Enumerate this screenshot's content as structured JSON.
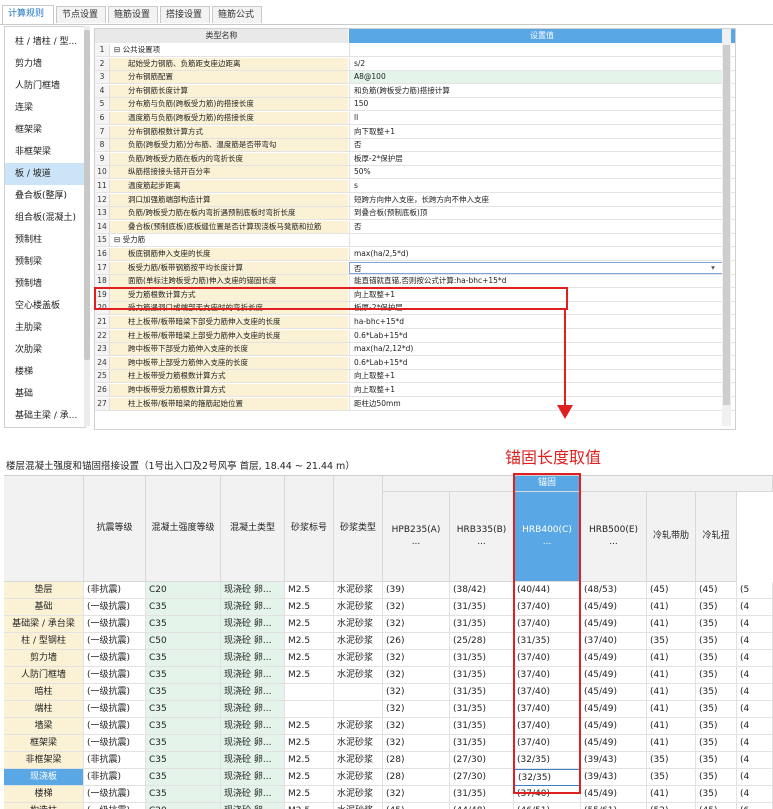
{
  "tabs": [
    "计算规则",
    "节点设置",
    "箍筋设置",
    "搭接设置",
    "箍筋公式"
  ],
  "sidebar": [
    "柱 / 墙柱 / 型...",
    "剪力墙",
    "人防门框墙",
    "连梁",
    "框架梁",
    "非框架梁",
    "板 / 坡道",
    "叠合板(整厚)",
    "组合板(混凝土)",
    "预制柱",
    "预制梁",
    "预制墙",
    "空心楼盖板",
    "主肋梁",
    "次肋梁",
    "楼梯",
    "基础",
    "基础主梁 / 承...",
    "基础次梁"
  ],
  "settings": {
    "headers": {
      "name": "类型名称",
      "value": "设置值"
    },
    "rows": [
      {
        "num": "1",
        "name": "公共设置项",
        "value": "",
        "group": true
      },
      {
        "num": "2",
        "name": "起始受力钢筋、负筋距支座边距离",
        "value": "s/2"
      },
      {
        "num": "3",
        "name": "分布钢筋配置",
        "value": "A8@100"
      },
      {
        "num": "4",
        "name": "分布钢筋长度计算",
        "value": "和负筋(跨板受力筋)搭接计算"
      },
      {
        "num": "5",
        "name": "分布筋与负筋(跨板受力筋)的搭接长度",
        "value": "150"
      },
      {
        "num": "6",
        "name": "温度筋与负筋(跨板受力筋)的搭接长度",
        "value": "ll"
      },
      {
        "num": "7",
        "name": "分布钢筋根数计算方式",
        "value": "向下取整+1"
      },
      {
        "num": "8",
        "name": "负筋(跨板受力筋)分布筋、温度筋是否带弯勾",
        "value": "否"
      },
      {
        "num": "9",
        "name": "负筋/跨板受力筋在板内的弯折长度",
        "value": "板厚-2*保护层"
      },
      {
        "num": "10",
        "name": "纵筋搭接接头错开百分率",
        "value": "50%"
      },
      {
        "num": "11",
        "name": "温度筋起步距离",
        "value": "s"
      },
      {
        "num": "12",
        "name": "洞口加强筋端部构造计算",
        "value": "短跨方向伸入支座，长跨方向不伸入支座"
      },
      {
        "num": "13",
        "name": "负筋/跨板受力筋在板内弯折遇预制底板时弯折长度",
        "value": "到叠合板(预制底板)顶"
      },
      {
        "num": "14",
        "name": "叠合板(预制底板)底板缝位置是否计算现浇板马凳筋和拉筋",
        "value": "否"
      },
      {
        "num": "15",
        "name": "受力筋",
        "value": "",
        "group": true
      },
      {
        "num": "16",
        "name": "板底钢筋伸入支座的长度",
        "value": "max(ha/2,5*d)"
      },
      {
        "num": "17",
        "name": "板受力筋/板带钢筋按平均长度计算",
        "value": "否"
      },
      {
        "num": "18",
        "name": "面筋(单标注跨板受力筋)伸入支座的锚固长度",
        "value": "能直锚就直锚,否则按公式计算:ha-bhc+15*d"
      },
      {
        "num": "19",
        "name": "受力筋根数计算方式",
        "value": "向上取整+1"
      },
      {
        "num": "20",
        "name": "受力筋遇洞口或端部无支座时的弯折长度",
        "value": "板厚-2*保护层"
      },
      {
        "num": "21",
        "name": "柱上板带/板带暗梁下部受力筋伸入支座的长度",
        "value": "ha-bhc+15*d"
      },
      {
        "num": "22",
        "name": "柱上板带/板带暗梁上部受力筋伸入支座的长度",
        "value": "0.6*Lab+15*d"
      },
      {
        "num": "23",
        "name": "跨中板带下部受力筋伸入支座的长度",
        "value": "max(ha/2,12*d)"
      },
      {
        "num": "24",
        "name": "跨中板带上部受力筋伸入支座的长度",
        "value": "0.6*Lab+15*d"
      },
      {
        "num": "25",
        "name": "柱上板带受力筋根数计算方式",
        "value": "向上取整+1"
      },
      {
        "num": "26",
        "name": "跨中板带受力筋根数计算方式",
        "value": "向上取整+1"
      },
      {
        "num": "27",
        "name": "柱上板带/板带暗梁的箍筋起始位置",
        "value": "距柱边50mm"
      }
    ]
  },
  "annotation": "锚固长度取值",
  "panel_title": "楼层混凝土强度和锚固搭接设置（1号出入口及2号风亭 首层, 18.44 ~ 21.44 m）",
  "grid": {
    "group_header": "锚固",
    "headers": [
      "抗震等级",
      "混凝土强度等级",
      "混凝土类型",
      "砂浆标号",
      "砂浆类型",
      "HPB235(A)\n...",
      "HRB335(B)\n...",
      "HRB400(C)\n...",
      "HRB500(E)\n...",
      "冷轧带肋",
      "冷轧扭"
    ],
    "rows": [
      [
        "垫层",
        "(非抗震)",
        "C20",
        "现浇砼 卵...",
        "M2.5",
        "水泥砂浆",
        "(39)",
        "(38/42)",
        "(40/44)",
        "(48/53)",
        "(45)",
        "(45)",
        "(5"
      ],
      [
        "基础",
        "(一级抗震)",
        "C35",
        "现浇砼 卵...",
        "M2.5",
        "水泥砂浆",
        "(32)",
        "(31/35)",
        "(37/40)",
        "(45/49)",
        "(41)",
        "(35)",
        "(4"
      ],
      [
        "基础梁 / 承台梁",
        "(一级抗震)",
        "C35",
        "现浇砼 卵...",
        "M2.5",
        "水泥砂浆",
        "(32)",
        "(31/35)",
        "(37/40)",
        "(45/49)",
        "(41)",
        "(35)",
        "(4"
      ],
      [
        "柱 / 型钢柱",
        "(一级抗震)",
        "C50",
        "现浇砼 卵...",
        "M2.5",
        "水泥砂浆",
        "(26)",
        "(25/28)",
        "(31/35)",
        "(37/40)",
        "(35)",
        "(35)",
        "(4"
      ],
      [
        "剪力墙",
        "(一级抗震)",
        "C35",
        "现浇砼 卵...",
        "M2.5",
        "水泥砂浆",
        "(32)",
        "(31/35)",
        "(37/40)",
        "(45/49)",
        "(41)",
        "(35)",
        "(4"
      ],
      [
        "人防门框墙",
        "(一级抗震)",
        "C35",
        "现浇砼 卵...",
        "M2.5",
        "水泥砂浆",
        "(32)",
        "(31/35)",
        "(37/40)",
        "(45/49)",
        "(41)",
        "(35)",
        "(4"
      ],
      [
        "暗柱",
        "(一级抗震)",
        "C35",
        "现浇砼 卵...",
        "",
        "",
        "(32)",
        "(31/35)",
        "(37/40)",
        "(45/49)",
        "(41)",
        "(35)",
        "(4"
      ],
      [
        "端柱",
        "(一级抗震)",
        "C35",
        "现浇砼 卵...",
        "",
        "",
        "(32)",
        "(31/35)",
        "(37/40)",
        "(45/49)",
        "(41)",
        "(35)",
        "(4"
      ],
      [
        "墙梁",
        "(一级抗震)",
        "C35",
        "现浇砼 卵...",
        "M2.5",
        "水泥砂浆",
        "(32)",
        "(31/35)",
        "(37/40)",
        "(45/49)",
        "(41)",
        "(35)",
        "(4"
      ],
      [
        "框架梁",
        "(一级抗震)",
        "C35",
        "现浇砼 卵...",
        "M2.5",
        "水泥砂浆",
        "(32)",
        "(31/35)",
        "(37/40)",
        "(45/49)",
        "(41)",
        "(35)",
        "(4"
      ],
      [
        "非框架梁",
        "(非抗震)",
        "C35",
        "现浇砼 卵...",
        "M2.5",
        "水泥砂浆",
        "(28)",
        "(27/30)",
        "(32/35)",
        "(39/43)",
        "(35)",
        "(35)",
        "(4"
      ],
      [
        "现浇板",
        "(非抗震)",
        "C35",
        "现浇砼 卵...",
        "M2.5",
        "水泥砂浆",
        "(28)",
        "(27/30)",
        "(32/35)",
        "(39/43)",
        "(35)",
        "(35)",
        "(4"
      ],
      [
        "楼梯",
        "(一级抗震)",
        "C35",
        "现浇砼 卵...",
        "M2.5",
        "水泥砂浆",
        "(32)",
        "(31/35)",
        "(37/40)",
        "(45/49)",
        "(41)",
        "(35)",
        "(4"
      ],
      [
        "构造柱",
        "(一级抗震)",
        "C20",
        "现浇砼 卵...",
        "M2.5",
        "水泥砂浆",
        "(45)",
        "(44/48)",
        "(46/51)",
        "(55/61)",
        "(52)",
        "(45)",
        "(6"
      ],
      [
        "圈梁 / 过梁",
        "(一级抗震)",
        "C20",
        "现浇砼 卵...",
        "M2.5",
        "水泥砂浆",
        "(45)",
        "(44/48)",
        "(46/51)",
        "(55/61)",
        "(52)",
        "(45)",
        "(6"
      ]
    ]
  },
  "colors": {
    "accent": "#5aa7e6",
    "red": "#e02020",
    "name_bg": "#fbf2d6",
    "value_bg": "#e4f4ea"
  }
}
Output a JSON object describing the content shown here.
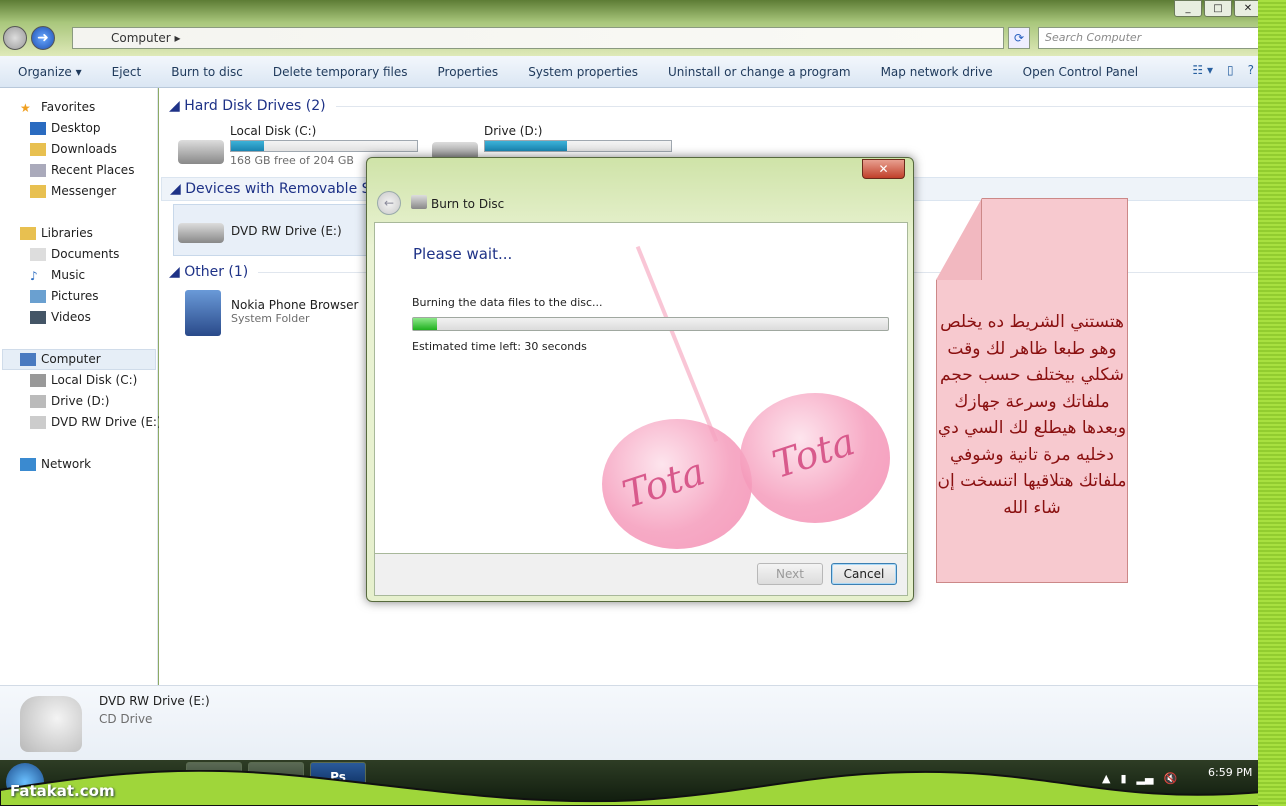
{
  "window": {
    "controls": [
      "_",
      "□",
      "✕"
    ],
    "address": "Computer",
    "search_placeholder": "Search Computer"
  },
  "toolbar": {
    "items": [
      "Organize ▾",
      "Eject",
      "Burn to disc",
      "Delete temporary files",
      "Properties",
      "System properties",
      "Uninstall or change a program",
      "Map network drive",
      "Open Control Panel"
    ]
  },
  "nav": {
    "favorites": "Favorites",
    "fav_items": [
      "Desktop",
      "Downloads",
      "Recent Places",
      "Messenger"
    ],
    "libraries": "Libraries",
    "lib_items": [
      "Documents",
      "Music",
      "Pictures",
      "Videos"
    ],
    "computer": "Computer",
    "comp_items": [
      "Local Disk (C:)",
      "Drive (D:)",
      "DVD RW Drive (E:)"
    ],
    "network": "Network"
  },
  "content": {
    "hdd_group": "Hard Disk Drives (2)",
    "drive_c": {
      "name": "Local Disk (C:)",
      "free": "168 GB free of 204 GB",
      "used_percent": 18
    },
    "drive_d": {
      "name": "Drive (D:)",
      "used_percent": 44
    },
    "removable_group": "Devices with Removable Sto",
    "dvd": {
      "name": "DVD RW Drive (E:)"
    },
    "other_group": "Other (1)",
    "nokia": {
      "name": "Nokia Phone Browser",
      "type": "System Folder"
    }
  },
  "details": {
    "name": "DVD RW Drive (E:)",
    "type": "CD Drive"
  },
  "dialog": {
    "title": "Burn to Disc",
    "heading": "Please wait...",
    "status": "Burning the data files to the disc...",
    "progress_percent": 5,
    "time_left": "Estimated time left: 30 seconds",
    "next": "Next",
    "cancel": "Cancel",
    "watermark": "Tota"
  },
  "note": {
    "text": "هتستني الشريط ده يخلص وهو طبعا ظاهر لك وقت شكلي بيختلف حسب حجم ملفاتك وسرعة جهازك وبعدها هيطلع لك السي دي دخليه مرة تانية وشوفي ملفاتك هتلاقيها اتنسخت إن شاء الله",
    "color": "#f7c9cf"
  },
  "taskbar": {
    "clock": "6:59 PM",
    "app_ps": "Ps",
    "site": "Fatakat.com"
  }
}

################

> [Work to do] Look through the listing above and count the lines where the string "JSON" appears. Report the number only.

> [Exercise result] 2